* **Exercise requirements**: All the data should be repeated exactly. Any image in it is left out.

(Figure collection entries)
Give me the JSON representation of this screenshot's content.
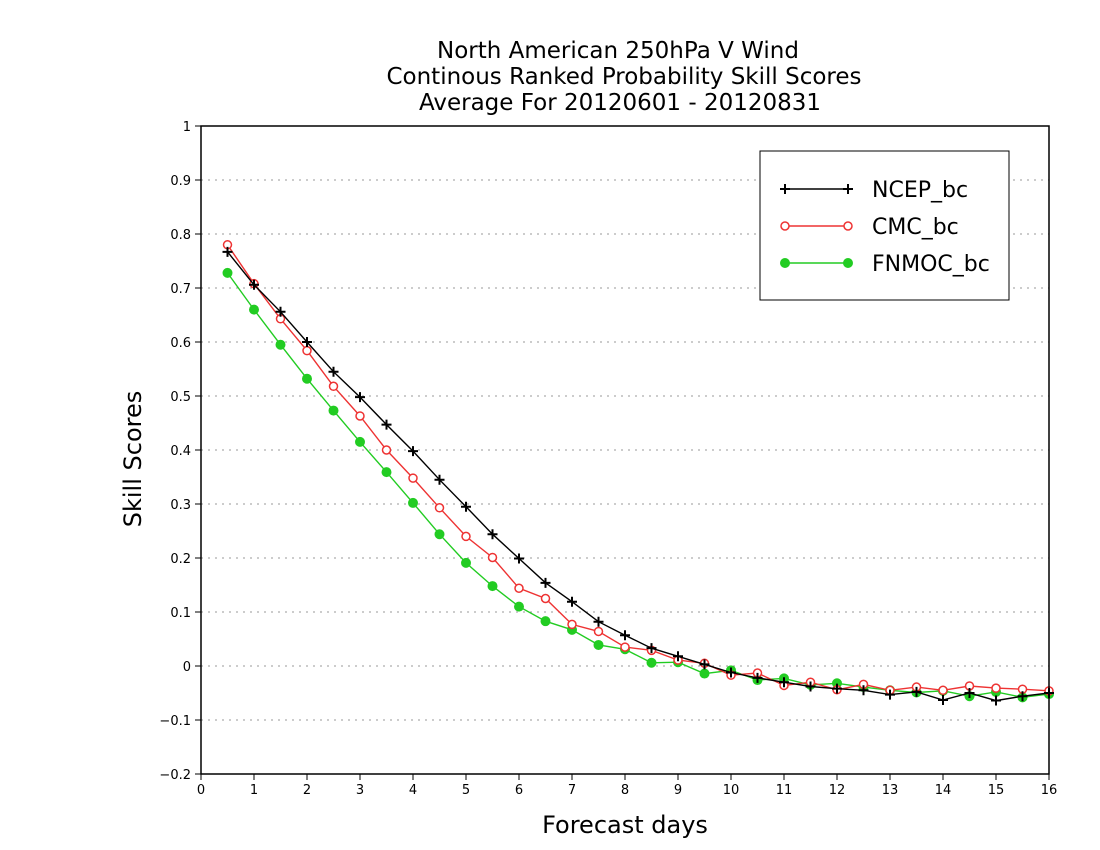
{
  "chart_data": {
    "type": "line",
    "title_lines": [
      "North American 250hPa V Wind",
      "Continous Ranked Probability Skill Scores",
      "Average For 20120601  -  20120831"
    ],
    "xlabel": "Forecast days",
    "ylabel": "Skill Scores",
    "xlim": [
      0,
      16
    ],
    "ylim": [
      -0.2,
      1
    ],
    "x_ticks": [
      "0",
      "1",
      "2",
      "3",
      "4",
      "5",
      "6",
      "7",
      "8",
      "9",
      "10",
      "11",
      "12",
      "13",
      "14",
      "15",
      "16"
    ],
    "y_ticks": [
      "1",
      "0.9",
      "0.8",
      "0.7",
      "0.6",
      "0.5",
      "0.4",
      "0.3",
      "0.2",
      "0.1",
      "0",
      "−0.1",
      "−0.2"
    ],
    "grid": "dotted horizontal",
    "legend_position": "top-right",
    "x": [
      0.5,
      1,
      1.5,
      2,
      2.5,
      3,
      3.5,
      4,
      4.5,
      5,
      5.5,
      6,
      6.5,
      7,
      7.5,
      8,
      8.5,
      9,
      9.5,
      10,
      10.5,
      11,
      11.5,
      12,
      12.5,
      13,
      13.5,
      14,
      14.5,
      15,
      15.5,
      16
    ],
    "series": [
      {
        "name": "NCEP_bc",
        "color": "#000000",
        "marker": "plus",
        "values": [
          0.767,
          0.706,
          0.656,
          0.6,
          0.545,
          0.498,
          0.447,
          0.398,
          0.345,
          0.295,
          0.244,
          0.199,
          0.154,
          0.119,
          0.082,
          0.057,
          0.033,
          0.018,
          0.003,
          -0.012,
          -0.022,
          -0.03,
          -0.038,
          -0.042,
          -0.045,
          -0.053,
          -0.048,
          -0.063,
          -0.05,
          -0.064,
          -0.056,
          -0.05
        ]
      },
      {
        "name": "CMC_bc",
        "color": "#ee3333",
        "marker": "open-circle",
        "values": [
          0.78,
          0.708,
          0.643,
          0.584,
          0.518,
          0.463,
          0.4,
          0.348,
          0.293,
          0.24,
          0.201,
          0.144,
          0.125,
          0.077,
          0.064,
          0.035,
          0.029,
          0.011,
          0.005,
          -0.017,
          -0.013,
          -0.036,
          -0.03,
          -0.044,
          -0.034,
          -0.045,
          -0.039,
          -0.045,
          -0.037,
          -0.041,
          -0.043,
          -0.046
        ]
      },
      {
        "name": "FNMOC_bc",
        "color": "#22cc22",
        "marker": "filled-circle",
        "values": [
          0.728,
          0.66,
          0.595,
          0.532,
          0.473,
          0.415,
          0.359,
          0.302,
          0.244,
          0.191,
          0.148,
          0.11,
          0.083,
          0.067,
          0.039,
          0.031,
          0.006,
          0.007,
          -0.014,
          -0.008,
          -0.026,
          -0.023,
          -0.035,
          -0.032,
          -0.039,
          -0.045,
          -0.049,
          -0.046,
          -0.056,
          -0.048,
          -0.058,
          -0.052
        ]
      }
    ]
  }
}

* **Task response**:
Give me the JSON representation of this screenshot's content.
{
  "chart_data": {
    "type": "line",
    "title_lines": [
      "North American 250hPa V Wind",
      "Continous Ranked Probability Skill Scores",
      "Average For 20120601  -  20120831"
    ],
    "xlabel": "Forecast days",
    "ylabel": "Skill Scores",
    "xlim": [
      0,
      16
    ],
    "ylim": [
      -0.2,
      1
    ],
    "x_ticks": [
      "0",
      "1",
      "2",
      "3",
      "4",
      "5",
      "6",
      "7",
      "8",
      "9",
      "10",
      "11",
      "12",
      "13",
      "14",
      "15",
      "16"
    ],
    "y_ticks": [
      "1",
      "0.9",
      "0.8",
      "0.7",
      "0.6",
      "0.5",
      "0.4",
      "0.3",
      "0.2",
      "0.1",
      "0",
      "−0.1",
      "−0.2"
    ],
    "grid": "dotted horizontal",
    "legend_position": "top-right",
    "x": [
      0.5,
      1,
      1.5,
      2,
      2.5,
      3,
      3.5,
      4,
      4.5,
      5,
      5.5,
      6,
      6.5,
      7,
      7.5,
      8,
      8.5,
      9,
      9.5,
      10,
      10.5,
      11,
      11.5,
      12,
      12.5,
      13,
      13.5,
      14,
      14.5,
      15,
      15.5,
      16
    ],
    "series": [
      {
        "name": "NCEP_bc",
        "color": "#000000",
        "marker": "plus",
        "values": [
          0.767,
          0.706,
          0.656,
          0.6,
          0.545,
          0.498,
          0.447,
          0.398,
          0.345,
          0.295,
          0.244,
          0.199,
          0.154,
          0.119,
          0.082,
          0.057,
          0.033,
          0.018,
          0.003,
          -0.012,
          -0.022,
          -0.03,
          -0.038,
          -0.042,
          -0.045,
          -0.053,
          -0.048,
          -0.063,
          -0.05,
          -0.064,
          -0.056,
          -0.05
        ]
      },
      {
        "name": "CMC_bc",
        "color": "#ee3333",
        "marker": "open-circle",
        "values": [
          0.78,
          0.708,
          0.643,
          0.584,
          0.518,
          0.463,
          0.4,
          0.348,
          0.293,
          0.24,
          0.201,
          0.144,
          0.125,
          0.077,
          0.064,
          0.035,
          0.029,
          0.011,
          0.005,
          -0.017,
          -0.013,
          -0.036,
          -0.03,
          -0.044,
          -0.034,
          -0.045,
          -0.039,
          -0.045,
          -0.037,
          -0.041,
          -0.043,
          -0.046
        ]
      },
      {
        "name": "FNMOC_bc",
        "color": "#22cc22",
        "marker": "filled-circle",
        "values": [
          0.728,
          0.66,
          0.595,
          0.532,
          0.473,
          0.415,
          0.359,
          0.302,
          0.244,
          0.191,
          0.148,
          0.11,
          0.083,
          0.067,
          0.039,
          0.031,
          0.006,
          0.007,
          -0.014,
          -0.008,
          -0.026,
          -0.023,
          -0.035,
          -0.032,
          -0.039,
          -0.045,
          -0.049,
          -0.046,
          -0.056,
          -0.048,
          -0.058,
          -0.052
        ]
      }
    ]
  }
}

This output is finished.